• _Given records_:

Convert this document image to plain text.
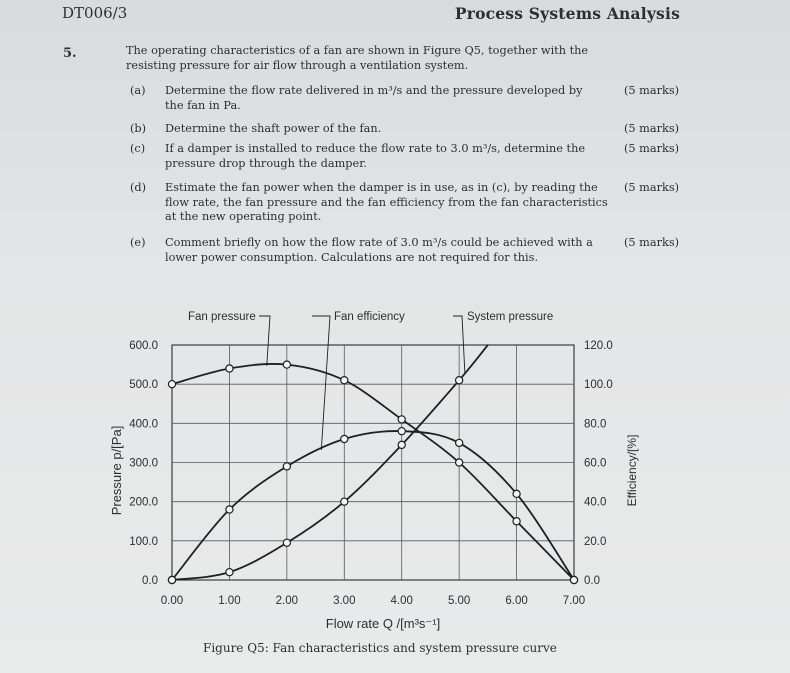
DT006/3	Process Systems Analysis
5.	The operating characteristics of a fan are shown in Figure Q5, together with the
resisting pressure for air flow through a ventilation system.
(a) Determine the flow rate delivered in m³/s and the pressure developed by
the fan in Pa.
(5 marks)
(b) Determine the shaft power of the fan.	(5 marks)
(c) If a damper is installed to reduce the flow rate to 3.0 m³/s, determine the
pressure drop through the damper.
(5 marks)
(d) Estimate the fan power when the damper is in use, as in (c), by reading the
flow rate, the fan pressure and the fan efficiency from the fan characteristics
at the new operating point.
(5 marks)
(e) Comment briefly on how the flow rate of 3.0 m³/s could be achieved with a
lower power consumption. Calculations are not required for this.
(5 marks)
0.00	1.00	2.00	3.00	4.00	5.00	6.00	7.00
0.0
100.0
200.0
300.0
400.0
500.0
600.0
0.0
20.0
40.0
60.0
80.0
100.0
120.0
Flow rate Q /[m³s⁻¹]
Pressure p/[Pa]	Efficiency/[%]
Fan pressure	Fan efficiency	System pressure
Figure Q5: Fan characteristics and system pressure curve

• _Task instructions_: Identify and extract each line of the listing that contains "Figure".

• _Result below_:
5.	The operating characteristics of a fan are shown in Figure Q5, together with the
Figure Q5: Fan characteristics and system pressure curve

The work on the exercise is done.